• EXERCISE DESCRIPTION: Set down the material below word for word, excluding the pictures.

• SUPPLIED RECORDS:

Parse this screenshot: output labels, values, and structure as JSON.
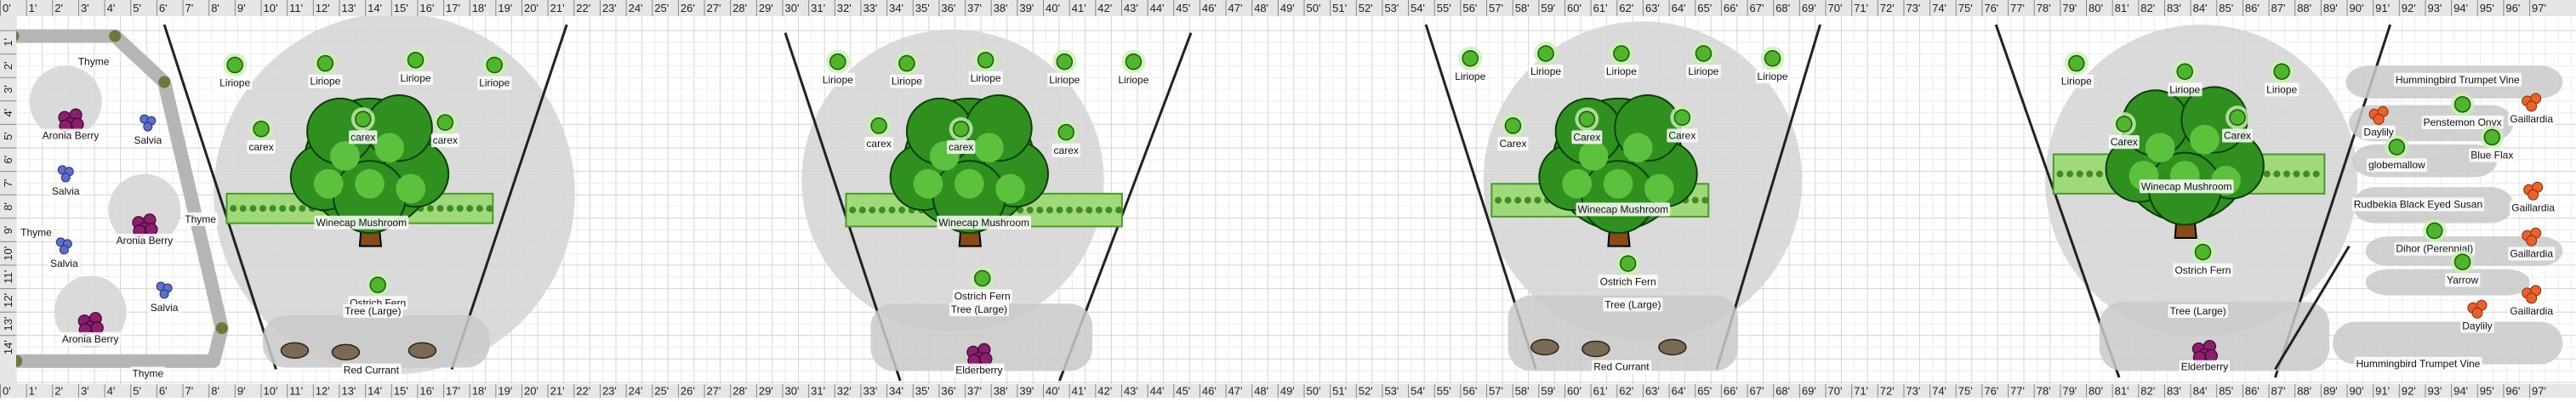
{
  "rulers": {
    "x": [
      "0'",
      "1'",
      "2'",
      "3'",
      "4'",
      "5'",
      "6'",
      "7'",
      "8'",
      "9'",
      "10'",
      "11'",
      "12'",
      "13'",
      "14'",
      "15'",
      "16'",
      "17'",
      "18'",
      "19'",
      "20'",
      "21'",
      "22'",
      "23'",
      "24'",
      "25'",
      "26'",
      "27'",
      "28'",
      "29'",
      "30'",
      "31'",
      "32'",
      "33'",
      "34'",
      "35'",
      "36'",
      "37'",
      "38'",
      "39'",
      "40'",
      "41'",
      "42'",
      "43'",
      "44'",
      "45'",
      "46'",
      "47'",
      "48'",
      "49'",
      "50'",
      "51'",
      "52'",
      "53'",
      "54'",
      "55'",
      "56'",
      "57'",
      "58'",
      "59'",
      "60'",
      "61'",
      "62'",
      "63'",
      "64'",
      "65'",
      "66'",
      "67'",
      "68'",
      "69'",
      "70'",
      "71'",
      "72'",
      "73'",
      "74'",
      "75'",
      "76'",
      "77'",
      "78'",
      "79'",
      "80'",
      "81'",
      "82'",
      "83'",
      "84'",
      "85'",
      "86'",
      "87'",
      "88'",
      "89'",
      "90'",
      "91'",
      "92'",
      "93'",
      "94'",
      "95'",
      "96'",
      "97'"
    ],
    "y": [
      "1'",
      "2'",
      "3'",
      "4'",
      "5'",
      "6'",
      "7'",
      "8'",
      "9'",
      "10'",
      "11'",
      "12'",
      "13'",
      "14'"
    ]
  },
  "plant_labels": [
    "Thyme",
    "Aronia Berry",
    "Salvia",
    "Salvia",
    "Aronia Berry",
    "Thyme",
    "Thyme",
    "Salvia",
    "Salvia",
    "Aronia Berry",
    "Thyme",
    "Liriope",
    "Liriope",
    "Liriope",
    "Liriope",
    "carex",
    "carex",
    "carex",
    "Winecap Mushroom",
    "Ostrich Fern",
    "Tree (Large)",
    "Red Currant",
    "Liriope",
    "Liriope",
    "Liriope",
    "Liriope",
    "Liriope",
    "carex",
    "carex",
    "carex",
    "Winecap Mushroom",
    "Ostrich Fern",
    "Tree (Large)",
    "Elderberry",
    "Liriope",
    "Liriope",
    "Liriope",
    "Liriope",
    "Liriope",
    "Carex",
    "Carex",
    "Carex",
    "Winecap Mushroom",
    "Ostrich Fern",
    "Tree (Large)",
    "Red Currant",
    "Liriope",
    "Liriope",
    "Liriope",
    "Carex",
    "Carex",
    "Winecap Mushroom",
    "Ostrich Fern",
    "Tree (Large)",
    "Elderberry",
    "Hummingbird Trumpet Vine",
    "Gaillardia",
    "Daylily",
    "Penstemon Onyx",
    "globemallow",
    "Blue Flax",
    "Rudbekia Black Eyed Susan",
    "Gaillardia",
    "Gaillardia",
    "Dihor (Perennial)",
    "Yarrow",
    "Gaillardia",
    "Daylily",
    "Hummingbird Trumpet Vine"
  ]
}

• FULL RESPONSE:
Parse this screenshot: output labels, values, and structure as JSON.
{
  "rulers": {
    "x": [
      "0'",
      "1'",
      "2'",
      "3'",
      "4'",
      "5'",
      "6'",
      "7'",
      "8'",
      "9'",
      "10'",
      "11'",
      "12'",
      "13'",
      "14'",
      "15'",
      "16'",
      "17'",
      "18'",
      "19'",
      "20'",
      "21'",
      "22'",
      "23'",
      "24'",
      "25'",
      "26'",
      "27'",
      "28'",
      "29'",
      "30'",
      "31'",
      "32'",
      "33'",
      "34'",
      "35'",
      "36'",
      "37'",
      "38'",
      "39'",
      "40'",
      "41'",
      "42'",
      "43'",
      "44'",
      "45'",
      "46'",
      "47'",
      "48'",
      "49'",
      "50'",
      "51'",
      "52'",
      "53'",
      "54'",
      "55'",
      "56'",
      "57'",
      "58'",
      "59'",
      "60'",
      "61'",
      "62'",
      "63'",
      "64'",
      "65'",
      "66'",
      "67'",
      "68'",
      "69'",
      "70'",
      "71'",
      "72'",
      "73'",
      "74'",
      "75'",
      "76'",
      "77'",
      "78'",
      "79'",
      "80'",
      "81'",
      "82'",
      "83'",
      "84'",
      "85'",
      "86'",
      "87'",
      "88'",
      "89'",
      "90'",
      "91'",
      "92'",
      "93'",
      "94'",
      "95'",
      "96'",
      "97'"
    ],
    "y": [
      "1'",
      "2'",
      "3'",
      "4'",
      "5'",
      "6'",
      "7'",
      "8'",
      "9'",
      "10'",
      "11'",
      "12'",
      "13'",
      "14'"
    ]
  },
  "plant_labels": [
    "Thyme",
    "Aronia Berry",
    "Salvia",
    "Salvia",
    "Aronia Berry",
    "Thyme",
    "Thyme",
    "Salvia",
    "Salvia",
    "Aronia Berry",
    "Thyme",
    "Liriope",
    "Liriope",
    "Liriope",
    "Liriope",
    "carex",
    "carex",
    "carex",
    "Winecap Mushroom",
    "Ostrich Fern",
    "Tree (Large)",
    "Red Currant",
    "Liriope",
    "Liriope",
    "Liriope",
    "Liriope",
    "Liriope",
    "carex",
    "carex",
    "carex",
    "Winecap Mushroom",
    "Ostrich Fern",
    "Tree (Large)",
    "Elderberry",
    "Liriope",
    "Liriope",
    "Liriope",
    "Liriope",
    "Liriope",
    "Carex",
    "Carex",
    "Carex",
    "Winecap Mushroom",
    "Ostrich Fern",
    "Tree (Large)",
    "Red Currant",
    "Liriope",
    "Liriope",
    "Liriope",
    "Carex",
    "Carex",
    "Winecap Mushroom",
    "Ostrich Fern",
    "Tree (Large)",
    "Elderberry",
    "Hummingbird Trumpet Vine",
    "Gaillardia",
    "Daylily",
    "Penstemon Onyx",
    "globemallow",
    "Blue Flax",
    "Rudbekia Black Eyed Susan",
    "Gaillardia",
    "Gaillardia",
    "Dihor (Perennial)",
    "Yarrow",
    "Gaillardia",
    "Daylily",
    "Hummingbird Trumpet Vine"
  ]
}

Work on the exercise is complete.